▶ **Set exercise a**:
Where does the benchmark text say to place the pre-trained checkpoints for the base model?

━━━ Document section ━━━

Test-Time Adaptation Benchmark (TTAB)

:fire: Notice

:bangbang: The benchmark suite is released for anonymous submissions under review. It will be further updated and deanonymized around late April.

Overview

TTAB is a benchmark for standardizing and comprehensively evaluating Test-time Adaptation algorithms on a diverse array of distribution shifts.

The TTAB package contains:

1. Data loaders that automatically handle data processing and splitting to cover multiple significant evaluation settings considered in prior work.
2. Unified dataset evaluators that standardize model evaluation for each dataset and setting.
3. Multiple representative Test-time Adaptation (TTA) algorithms.

In addition, the example scripts contain default models, optimizers, and evaluation code. New algorithms can be easily added and run on all of the TTAB datasets.

TODO

• [x] Add some pre-trained checkpoints.
• [x] Split EATA and SAR implementations.
• [ ] Add latest methods, e.g., TTAC, AdaContrast.

Installation

To run a baseline test, please prepare the relevant pre-trained checkpoints for the base model and place them in pretrain/ckpt/.

━━━

▶ **Set exercise b**:
Rewrite the listing as a JSON list of strings, one string per line, from the line with "toolbar: 先物 ▼" to the line with "scrollbar-thumb[interactable] [1350,39,1366,85]".

━━━ Provided information ━━━

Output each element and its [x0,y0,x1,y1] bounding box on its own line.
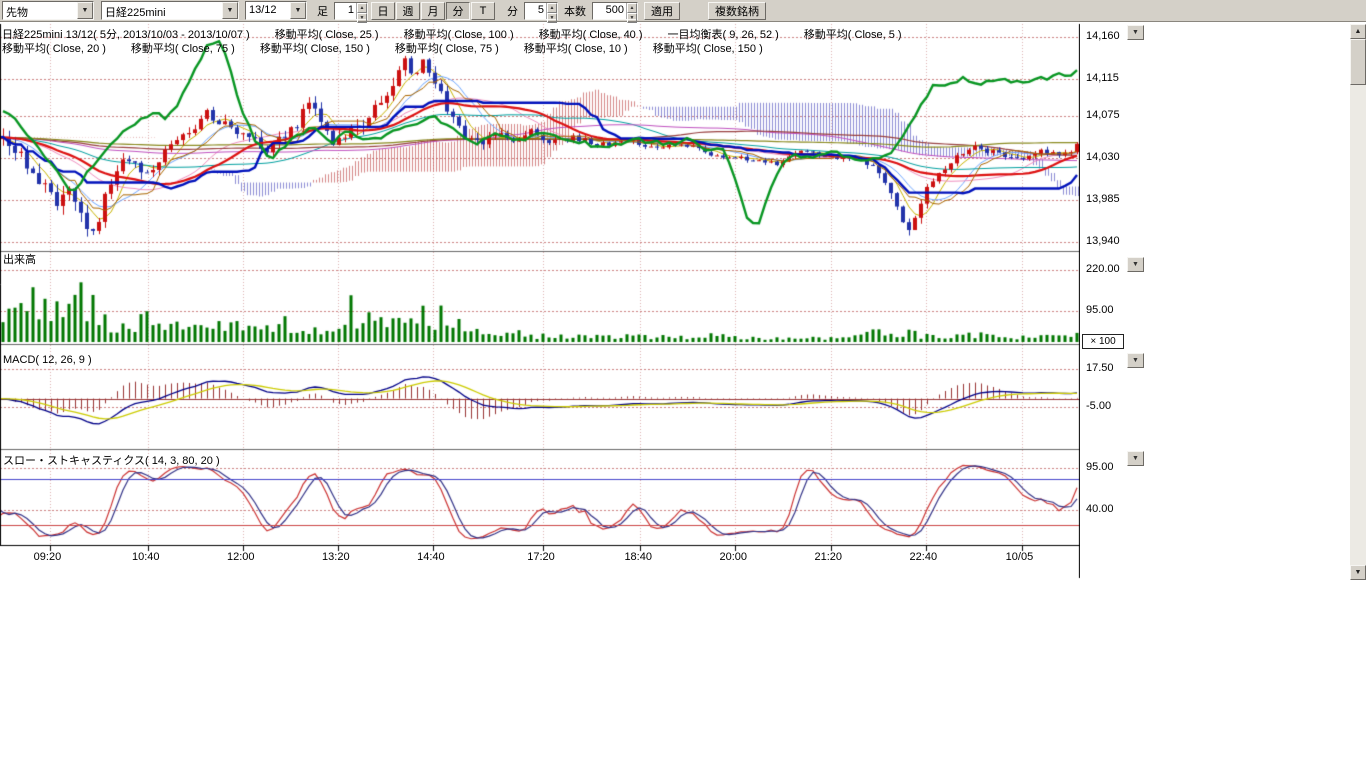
toolbar: 先物 ▼ 日経225mini ▼ 13/12 ▼ 足 1 ▲▼ 日週月分T 分 … [0,0,1366,22]
vertical-scrollbar[interactable]: ▲ ▼ [1350,24,1366,580]
period-button-T[interactable]: T [471,2,495,20]
chevron-down-icon[interactable]: ▼ [290,2,306,19]
stoch-axis-tick: 40.00 [1086,503,1114,515]
contract-month-select[interactable]: 13/12 ▼ [245,1,307,20]
bar-interval-input[interactable]: 1 ▲▼ [334,2,368,20]
bar-count-value: 500 [593,3,626,19]
chevron-down-icon[interactable]: ▼ [77,2,93,19]
volume-axis-tick: 220.00 [1086,263,1120,275]
scroll-down-button[interactable]: ▼ [1350,565,1366,580]
pane-indicator-menu-button[interactable]: ▼ [1127,353,1144,368]
scrollbar-thumb[interactable] [1350,39,1366,85]
minute-value-input[interactable]: 5 ▲▼ [524,2,558,20]
legend-item: 移動平均( Close, 75 ) [395,40,499,56]
price-axis-tick: 14,160 [1086,30,1120,42]
legend-item: 移動平均( Close, 5 ) [804,26,902,42]
pane-indicator-menu-button[interactable]: ▼ [1127,25,1144,40]
price-axis-tick: 14,115 [1086,72,1119,84]
chevron-down-icon[interactable]: ▼ [222,2,238,19]
macd-axis-tick: 17.50 [1086,362,1114,374]
period-button-週[interactable]: 週 [396,2,420,20]
minute-value: 5 [525,3,546,19]
spinner-arrows-icon[interactable]: ▲▼ [626,3,637,19]
chart-canvas[interactable] [0,0,1080,580]
scroll-up-button[interactable]: ▲ [1350,24,1366,39]
period-button-日[interactable]: 日 [371,2,395,20]
chart-application-window: 先物 ▼ 日経225mini ▼ 13/12 ▼ 足 1 ▲▼ 日週月分T 分 … [0,0,1366,768]
period-button-分[interactable]: 分 [446,2,470,20]
apply-button[interactable]: 適用 [644,2,680,20]
legend-item: 移動平均( Close, 150 ) [260,40,370,56]
pane-indicator-menu-button[interactable]: ▼ [1127,257,1144,272]
spinner-arrows-icon[interactable]: ▲▼ [356,3,367,19]
spinner-arrows-icon[interactable]: ▲▼ [546,3,557,19]
macd-axis-tick: -5.00 [1086,400,1111,412]
bar-type-label: 足 [317,3,328,19]
price-axis-tick: 14,030 [1086,151,1120,163]
minute-label: 分 [507,3,518,19]
bar-count-label: 本数 [564,3,586,19]
price-axis-tick: 13,985 [1086,193,1120,205]
period-button-group: 日週月分T [371,2,495,20]
macd-pane-label: MACD( 12, 26, 9 ) [3,354,92,366]
bar-count-input[interactable]: 500 ▲▼ [592,2,638,20]
volume-axis-tick: 95.00 [1086,304,1114,316]
multi-symbol-button[interactable]: 複数銘柄 [708,2,766,20]
instrument-select-value: 先物 [3,2,77,19]
legend-item: 移動平均( Close, 10 ) [524,40,628,56]
price-axis-tick: 14,075 [1086,109,1120,121]
instrument-select[interactable]: 先物 ▼ [2,1,94,20]
legend-item: 移動平均( Close, 150 ) [653,40,763,56]
arrow-down-icon: ▼ [1355,569,1362,576]
price-axis-tick: 13,940 [1086,235,1120,247]
symbol-select[interactable]: 日経225mini ▼ [101,1,239,20]
volume-pane-label: 出来高 [3,251,36,267]
stoch-axis-tick: 95.00 [1086,461,1114,473]
pane-indicator-menu-button[interactable]: ▼ [1127,451,1144,466]
stoch-pane-label: スロー・ストキャスティクス( 14, 3, 80, 20 ) [3,452,220,468]
bar-interval-value: 1 [335,3,356,19]
legend-item: 移動平均( Close, 75 ) [131,40,235,56]
legend-item: 移動平均( Close, 20 ) [2,40,106,56]
symbol-select-value: 日経225mini [102,2,222,19]
contract-month-value: 13/12 [246,2,290,19]
volume-multiplier-badge: × 100 [1082,334,1124,349]
legend-row-2: 移動平均( Close, 20 ) 移動平均( Close, 75 ) 移動平均( … [2,40,763,56]
period-button-月[interactable]: 月 [421,2,445,20]
arrow-up-icon: ▲ [1355,28,1362,35]
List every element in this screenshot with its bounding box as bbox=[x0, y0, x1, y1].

━━━

▶ **Worked solution a**:
In pretrain/ckpt/.

▶ **Worked solution b**:
[
  "toolbar: 先物 ▼ 日経225mini ▼ 13/12 ▼ 足 1 ▲▼ 日週月分T 分 … [0,0,1366,22]",
  "vertical-scrollbar[interactable]: ▲ ▼ [1350,24,1366,580]",
  "period-button-T[interactable]: T [471,2,495,20]",
  "chevron-down-icon[interactable]: ▼ [290,2,306,19]",
  "stoch-axis-tick: 40.00 [1086,503,1114,515]",
  "contract-month-select[interactable]: 13/12 ▼ [245,1,307,20]",
  "bar-interval-input[interactable]: 1 ▲▼ [334,2,368,20]",
  "bar-count-value: 500 [593,3,626,19]",
  "chevron-down-icon[interactable]: ▼ [77,2,93,19]",
  "volume-axis-tick: 220.00 [1086,263,1120,275]",
  "scroll-down-button[interactable]: ▼ [1350,565,1366,580]",
  "pane-indicator-menu-button[interactable]: ▼ [1127,353,1144,368]",
  "scrollbar-thumb[interactable] [1350,39,1366,85]"
]